Collection entries
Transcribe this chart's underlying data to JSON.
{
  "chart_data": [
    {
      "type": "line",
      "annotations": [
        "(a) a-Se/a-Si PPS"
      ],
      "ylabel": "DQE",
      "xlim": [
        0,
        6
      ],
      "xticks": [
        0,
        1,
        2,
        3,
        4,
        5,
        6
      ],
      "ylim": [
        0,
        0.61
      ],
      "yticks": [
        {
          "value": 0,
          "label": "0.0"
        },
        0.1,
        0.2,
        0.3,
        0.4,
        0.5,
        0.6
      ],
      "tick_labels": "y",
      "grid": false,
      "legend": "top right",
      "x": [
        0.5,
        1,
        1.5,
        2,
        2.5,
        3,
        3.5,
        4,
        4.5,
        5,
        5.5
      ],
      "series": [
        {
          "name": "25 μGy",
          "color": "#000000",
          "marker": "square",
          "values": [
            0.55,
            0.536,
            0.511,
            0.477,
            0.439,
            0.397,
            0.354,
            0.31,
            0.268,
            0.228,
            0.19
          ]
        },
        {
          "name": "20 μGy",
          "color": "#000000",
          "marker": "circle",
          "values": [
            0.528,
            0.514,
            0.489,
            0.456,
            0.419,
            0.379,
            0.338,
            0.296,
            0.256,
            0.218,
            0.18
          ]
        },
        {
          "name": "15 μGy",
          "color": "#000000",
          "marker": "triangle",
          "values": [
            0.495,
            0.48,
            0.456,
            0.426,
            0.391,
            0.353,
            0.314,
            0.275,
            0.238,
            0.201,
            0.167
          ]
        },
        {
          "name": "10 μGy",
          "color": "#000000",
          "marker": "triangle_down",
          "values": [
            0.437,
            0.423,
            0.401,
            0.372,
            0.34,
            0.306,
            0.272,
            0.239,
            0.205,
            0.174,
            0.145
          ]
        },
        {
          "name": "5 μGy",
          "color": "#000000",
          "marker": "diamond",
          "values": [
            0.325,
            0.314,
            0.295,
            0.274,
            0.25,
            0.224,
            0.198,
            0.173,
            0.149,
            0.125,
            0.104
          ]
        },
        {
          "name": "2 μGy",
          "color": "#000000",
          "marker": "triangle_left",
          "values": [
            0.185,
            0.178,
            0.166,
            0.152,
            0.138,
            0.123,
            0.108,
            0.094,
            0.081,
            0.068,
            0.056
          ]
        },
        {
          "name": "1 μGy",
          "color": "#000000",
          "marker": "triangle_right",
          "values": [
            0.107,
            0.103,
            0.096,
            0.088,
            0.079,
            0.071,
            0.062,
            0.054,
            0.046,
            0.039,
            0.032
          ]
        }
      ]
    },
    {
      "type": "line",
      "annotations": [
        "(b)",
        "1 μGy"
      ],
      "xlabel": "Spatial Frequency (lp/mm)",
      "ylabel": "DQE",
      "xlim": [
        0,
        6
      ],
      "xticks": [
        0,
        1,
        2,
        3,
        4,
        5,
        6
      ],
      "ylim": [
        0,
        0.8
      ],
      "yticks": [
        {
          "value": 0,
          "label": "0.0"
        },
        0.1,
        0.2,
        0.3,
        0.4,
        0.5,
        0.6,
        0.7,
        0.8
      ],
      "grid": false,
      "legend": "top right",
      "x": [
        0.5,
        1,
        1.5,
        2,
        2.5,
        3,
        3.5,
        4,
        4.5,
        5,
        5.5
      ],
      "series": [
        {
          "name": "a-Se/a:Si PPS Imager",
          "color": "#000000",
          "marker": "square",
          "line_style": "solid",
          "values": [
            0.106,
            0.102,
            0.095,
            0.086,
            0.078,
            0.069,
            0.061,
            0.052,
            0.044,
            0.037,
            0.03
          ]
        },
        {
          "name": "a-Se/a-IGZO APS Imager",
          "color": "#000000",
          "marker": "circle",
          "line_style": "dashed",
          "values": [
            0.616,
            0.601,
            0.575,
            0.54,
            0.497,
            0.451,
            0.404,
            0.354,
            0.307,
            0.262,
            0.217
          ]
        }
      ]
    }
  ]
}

Set exercise
Extract every line containing the string "Imager" from the data above.

Correct result
          "name": "a-Se/a:Si PPS Imager",
          "name": "a-Se/a-IGZO APS Imager",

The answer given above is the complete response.